## EXERCISE TASK
Leave out the pictures; transcribe all else exactly.

## SOURCE MATERIAL
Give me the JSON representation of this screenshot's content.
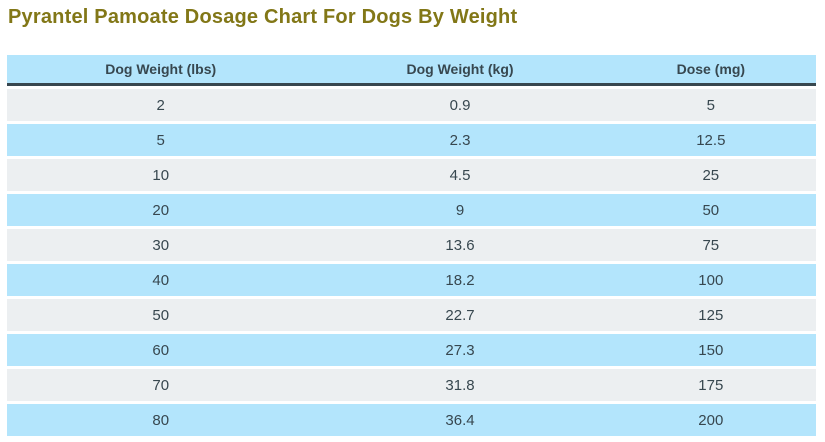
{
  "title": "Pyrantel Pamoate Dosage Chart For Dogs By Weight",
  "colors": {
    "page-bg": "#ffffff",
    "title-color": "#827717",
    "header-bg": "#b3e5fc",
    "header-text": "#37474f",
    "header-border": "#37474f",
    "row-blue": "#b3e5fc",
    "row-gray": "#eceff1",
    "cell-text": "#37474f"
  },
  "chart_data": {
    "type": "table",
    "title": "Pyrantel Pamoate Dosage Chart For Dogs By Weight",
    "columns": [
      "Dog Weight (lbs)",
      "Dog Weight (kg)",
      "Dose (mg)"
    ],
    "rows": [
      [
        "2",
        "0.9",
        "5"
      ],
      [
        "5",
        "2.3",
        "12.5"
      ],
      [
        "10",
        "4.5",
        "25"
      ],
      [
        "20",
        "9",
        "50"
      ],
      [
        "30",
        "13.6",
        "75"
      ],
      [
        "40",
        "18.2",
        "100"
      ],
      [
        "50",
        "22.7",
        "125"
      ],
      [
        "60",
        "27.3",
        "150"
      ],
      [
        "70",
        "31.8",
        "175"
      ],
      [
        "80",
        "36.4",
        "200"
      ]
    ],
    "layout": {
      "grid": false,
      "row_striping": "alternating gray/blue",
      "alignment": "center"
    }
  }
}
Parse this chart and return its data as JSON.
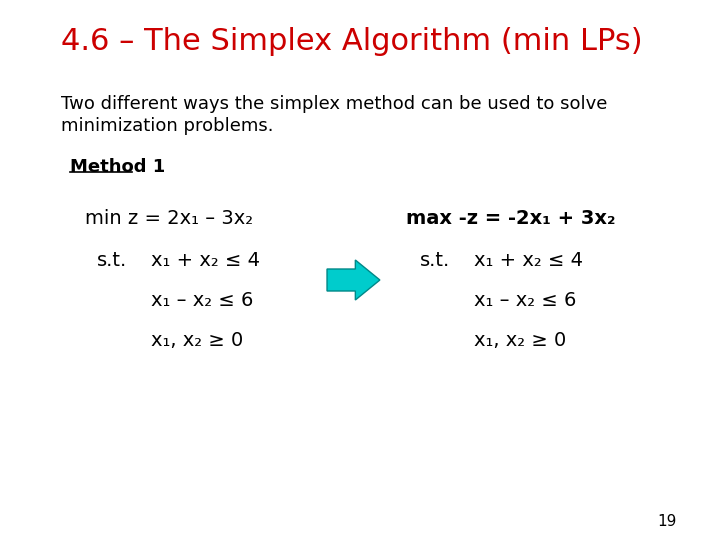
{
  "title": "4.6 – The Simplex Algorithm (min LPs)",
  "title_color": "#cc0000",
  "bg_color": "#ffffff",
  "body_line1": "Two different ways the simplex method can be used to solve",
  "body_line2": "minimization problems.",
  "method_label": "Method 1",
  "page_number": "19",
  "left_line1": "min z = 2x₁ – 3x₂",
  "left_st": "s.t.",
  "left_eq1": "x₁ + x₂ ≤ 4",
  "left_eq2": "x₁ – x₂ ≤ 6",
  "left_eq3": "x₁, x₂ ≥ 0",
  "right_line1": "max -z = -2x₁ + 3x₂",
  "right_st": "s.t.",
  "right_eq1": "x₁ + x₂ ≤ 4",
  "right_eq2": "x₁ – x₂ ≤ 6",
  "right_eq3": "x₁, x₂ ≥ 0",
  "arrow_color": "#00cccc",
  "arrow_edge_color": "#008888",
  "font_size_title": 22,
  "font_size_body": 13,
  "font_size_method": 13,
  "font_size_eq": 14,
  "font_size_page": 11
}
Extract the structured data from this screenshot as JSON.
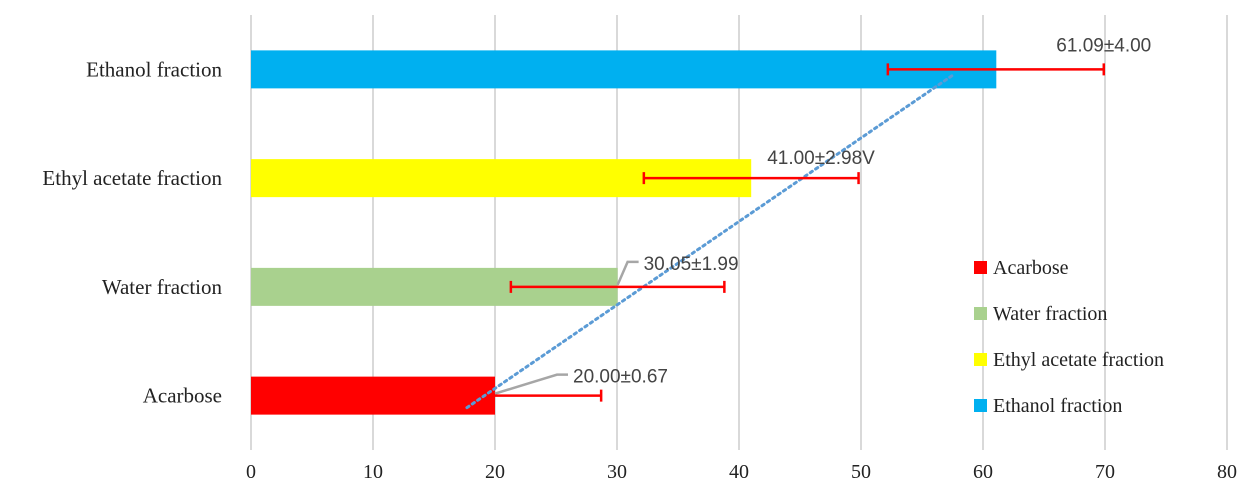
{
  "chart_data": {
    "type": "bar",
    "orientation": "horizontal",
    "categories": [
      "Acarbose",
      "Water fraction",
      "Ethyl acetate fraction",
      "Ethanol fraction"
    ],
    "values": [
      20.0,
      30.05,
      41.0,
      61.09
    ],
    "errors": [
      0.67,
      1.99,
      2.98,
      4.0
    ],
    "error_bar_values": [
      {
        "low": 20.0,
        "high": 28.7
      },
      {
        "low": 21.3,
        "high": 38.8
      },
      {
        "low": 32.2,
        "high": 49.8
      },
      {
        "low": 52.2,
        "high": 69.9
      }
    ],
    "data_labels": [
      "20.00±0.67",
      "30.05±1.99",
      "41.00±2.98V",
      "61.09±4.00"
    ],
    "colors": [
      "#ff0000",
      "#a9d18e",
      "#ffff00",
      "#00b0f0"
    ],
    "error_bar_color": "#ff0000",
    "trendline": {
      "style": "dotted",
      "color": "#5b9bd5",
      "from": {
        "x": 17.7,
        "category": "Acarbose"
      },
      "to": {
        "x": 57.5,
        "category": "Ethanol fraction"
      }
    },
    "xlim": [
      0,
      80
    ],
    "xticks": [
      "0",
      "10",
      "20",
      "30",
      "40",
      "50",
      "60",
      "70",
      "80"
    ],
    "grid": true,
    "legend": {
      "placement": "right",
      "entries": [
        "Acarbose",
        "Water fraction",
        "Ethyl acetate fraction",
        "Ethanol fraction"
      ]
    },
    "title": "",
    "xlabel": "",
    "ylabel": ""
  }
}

## ANSWER FOR THE TASK
Give me the JSON representation of this screenshot's content.
{
  "title": "Pyrantel Pamoate Dosage Chart For Dogs By Weight",
  "colors": {
    "page-bg": "#ffffff",
    "title-color": "#827717",
    "header-bg": "#b3e5fc",
    "header-text": "#37474f",
    "header-border": "#37474f",
    "row-blue": "#b3e5fc",
    "row-gray": "#eceff1",
    "cell-text": "#37474f"
  },
  "chart_data": {
    "type": "table",
    "title": "Pyrantel Pamoate Dosage Chart For Dogs By Weight",
    "columns": [
      "Dog Weight (lbs)",
      "Dog Weight (kg)",
      "Dose (mg)"
    ],
    "rows": [
      [
        "2",
        "0.9",
        "5"
      ],
      [
        "5",
        "2.3",
        "12.5"
      ],
      [
        "10",
        "4.5",
        "25"
      ],
      [
        "20",
        "9",
        "50"
      ],
      [
        "30",
        "13.6",
        "75"
      ],
      [
        "40",
        "18.2",
        "100"
      ],
      [
        "50",
        "22.7",
        "125"
      ],
      [
        "60",
        "27.3",
        "150"
      ],
      [
        "70",
        "31.8",
        "175"
      ],
      [
        "80",
        "36.4",
        "200"
      ]
    ],
    "layout": {
      "grid": false,
      "row_striping": "alternating gray/blue",
      "alignment": "center"
    }
  }
}
Parse this chart and return its data as JSON.
{
  "title": "4.6 – The Simplex Algorithm (min LPs)",
  "title_color": "#cc0000",
  "bg_color": "#ffffff",
  "body_line1": "Two different ways the simplex method can be used to solve",
  "body_line2": "minimization problems.",
  "method_label": "Method 1",
  "page_number": "19",
  "left_line1": "min z = 2x₁ – 3x₂",
  "left_st": "s.t.",
  "left_eq1": "x₁ + x₂ ≤ 4",
  "left_eq2": "x₁ – x₂ ≤ 6",
  "left_eq3": "x₁, x₂ ≥ 0",
  "right_line1": "max -z = -2x₁ + 3x₂",
  "right_st": "s.t.",
  "right_eq1": "x₁ + x₂ ≤ 4",
  "right_eq2": "x₁ – x₂ ≤ 6",
  "right_eq3": "x₁, x₂ ≥ 0",
  "arrow_color": "#00cccc",
  "arrow_edge_color": "#008888",
  "font_size_title": 22,
  "font_size_body": 13,
  "font_size_method": 13,
  "font_size_eq": 14,
  "font_size_page": 11
}
Extract the structured data from this screenshot as JSON.
{
  "chart_data": {
    "type": "bar",
    "orientation": "horizontal",
    "categories": [
      "Acarbose",
      "Water fraction",
      "Ethyl acetate fraction",
      "Ethanol fraction"
    ],
    "values": [
      20.0,
      30.05,
      41.0,
      61.09
    ],
    "errors": [
      0.67,
      1.99,
      2.98,
      4.0
    ],
    "error_bar_values": [
      {
        "low": 20.0,
        "high": 28.7
      },
      {
        "low": 21.3,
        "high": 38.8
      },
      {
        "low": 32.2,
        "high": 49.8
      },
      {
        "low": 52.2,
        "high": 69.9
      }
    ],
    "data_labels": [
      "20.00±0.67",
      "30.05±1.99",
      "41.00±2.98V",
      "61.09±4.00"
    ],
    "colors": [
      "#ff0000",
      "#a9d18e",
      "#ffff00",
      "#00b0f0"
    ],
    "error_bar_color": "#ff0000",
    "trendline": {
      "style": "dotted",
      "color": "#5b9bd5",
      "from": {
        "x": 17.7,
        "category": "Acarbose"
      },
      "to": {
        "x": 57.5,
        "category": "Ethanol fraction"
      }
    },
    "xlim": [
      0,
      80
    ],
    "xticks": [
      "0",
      "10",
      "20",
      "30",
      "40",
      "50",
      "60",
      "70",
      "80"
    ],
    "grid": true,
    "legend": {
      "placement": "right",
      "entries": [
        "Acarbose",
        "Water fraction",
        "Ethyl acetate fraction",
        "Ethanol fraction"
      ]
    },
    "title": "",
    "xlabel": "",
    "ylabel": ""
  }
}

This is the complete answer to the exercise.